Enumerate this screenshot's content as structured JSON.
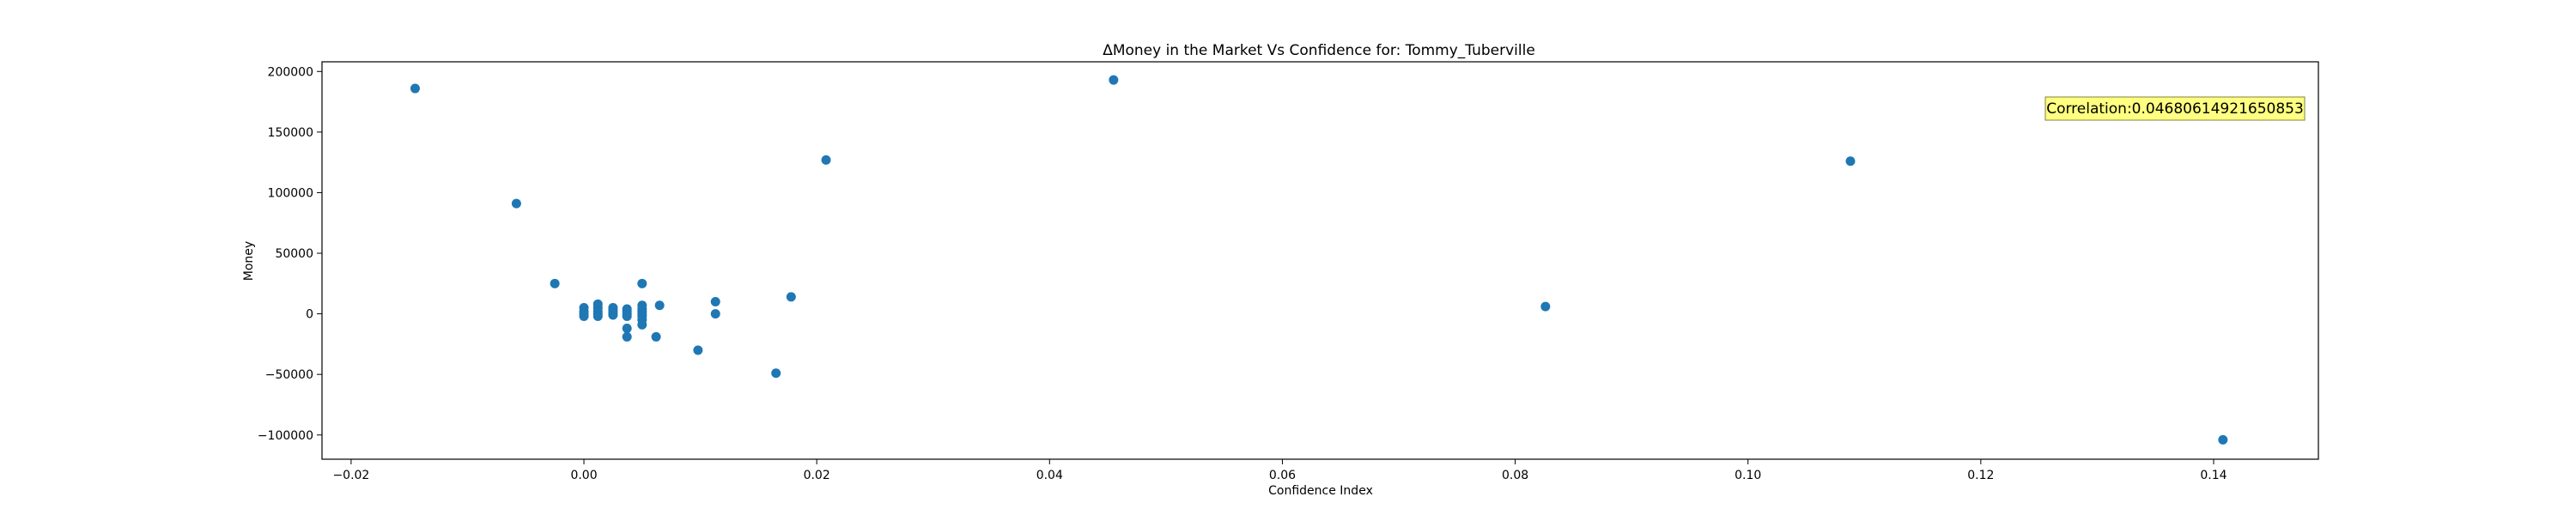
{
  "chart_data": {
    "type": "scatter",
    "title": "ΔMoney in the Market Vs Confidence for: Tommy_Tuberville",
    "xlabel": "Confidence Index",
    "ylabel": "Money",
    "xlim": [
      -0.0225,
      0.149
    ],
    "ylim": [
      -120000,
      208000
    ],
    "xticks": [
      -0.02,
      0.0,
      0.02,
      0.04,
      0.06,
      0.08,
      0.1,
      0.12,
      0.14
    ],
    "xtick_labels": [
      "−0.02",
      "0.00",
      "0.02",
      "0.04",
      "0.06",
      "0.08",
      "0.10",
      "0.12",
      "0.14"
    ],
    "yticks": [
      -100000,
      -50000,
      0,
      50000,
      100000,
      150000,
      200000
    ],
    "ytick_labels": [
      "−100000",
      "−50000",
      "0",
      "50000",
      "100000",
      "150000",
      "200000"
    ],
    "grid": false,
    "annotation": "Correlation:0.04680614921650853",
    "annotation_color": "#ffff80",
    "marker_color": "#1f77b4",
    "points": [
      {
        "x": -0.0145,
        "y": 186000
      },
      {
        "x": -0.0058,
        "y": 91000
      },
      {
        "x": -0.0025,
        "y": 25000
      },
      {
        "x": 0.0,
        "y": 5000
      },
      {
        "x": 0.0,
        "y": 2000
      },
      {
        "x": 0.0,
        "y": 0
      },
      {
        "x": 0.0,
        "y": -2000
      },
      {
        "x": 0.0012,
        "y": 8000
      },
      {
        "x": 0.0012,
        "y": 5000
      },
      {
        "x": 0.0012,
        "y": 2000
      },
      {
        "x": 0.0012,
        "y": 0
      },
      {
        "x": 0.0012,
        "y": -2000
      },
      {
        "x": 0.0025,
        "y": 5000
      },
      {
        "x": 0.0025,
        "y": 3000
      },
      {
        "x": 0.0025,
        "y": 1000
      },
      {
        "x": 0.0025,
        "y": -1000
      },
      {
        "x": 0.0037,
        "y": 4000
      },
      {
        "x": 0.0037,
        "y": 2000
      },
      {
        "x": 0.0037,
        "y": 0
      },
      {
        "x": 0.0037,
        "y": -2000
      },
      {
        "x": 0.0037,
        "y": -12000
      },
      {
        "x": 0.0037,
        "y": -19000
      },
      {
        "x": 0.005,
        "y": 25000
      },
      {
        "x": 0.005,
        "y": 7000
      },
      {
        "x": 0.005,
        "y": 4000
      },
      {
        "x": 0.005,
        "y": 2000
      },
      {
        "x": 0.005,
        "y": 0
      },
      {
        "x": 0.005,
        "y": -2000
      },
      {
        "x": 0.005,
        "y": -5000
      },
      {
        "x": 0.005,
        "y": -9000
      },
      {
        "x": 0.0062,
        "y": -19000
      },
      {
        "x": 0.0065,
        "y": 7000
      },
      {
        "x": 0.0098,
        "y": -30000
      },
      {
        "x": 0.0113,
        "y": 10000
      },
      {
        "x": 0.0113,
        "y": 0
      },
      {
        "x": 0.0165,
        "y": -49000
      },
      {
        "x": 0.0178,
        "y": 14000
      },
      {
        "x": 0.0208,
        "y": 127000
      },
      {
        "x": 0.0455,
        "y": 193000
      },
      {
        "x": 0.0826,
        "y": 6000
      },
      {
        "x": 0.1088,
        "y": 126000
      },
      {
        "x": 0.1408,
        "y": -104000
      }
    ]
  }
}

════════════════

■ **REQUIRED WORK**:
Above are several records. Count the lines among them that contain "Confidence" and give only the total.

■ **RESULT FOR THIS EXERCISE**:
2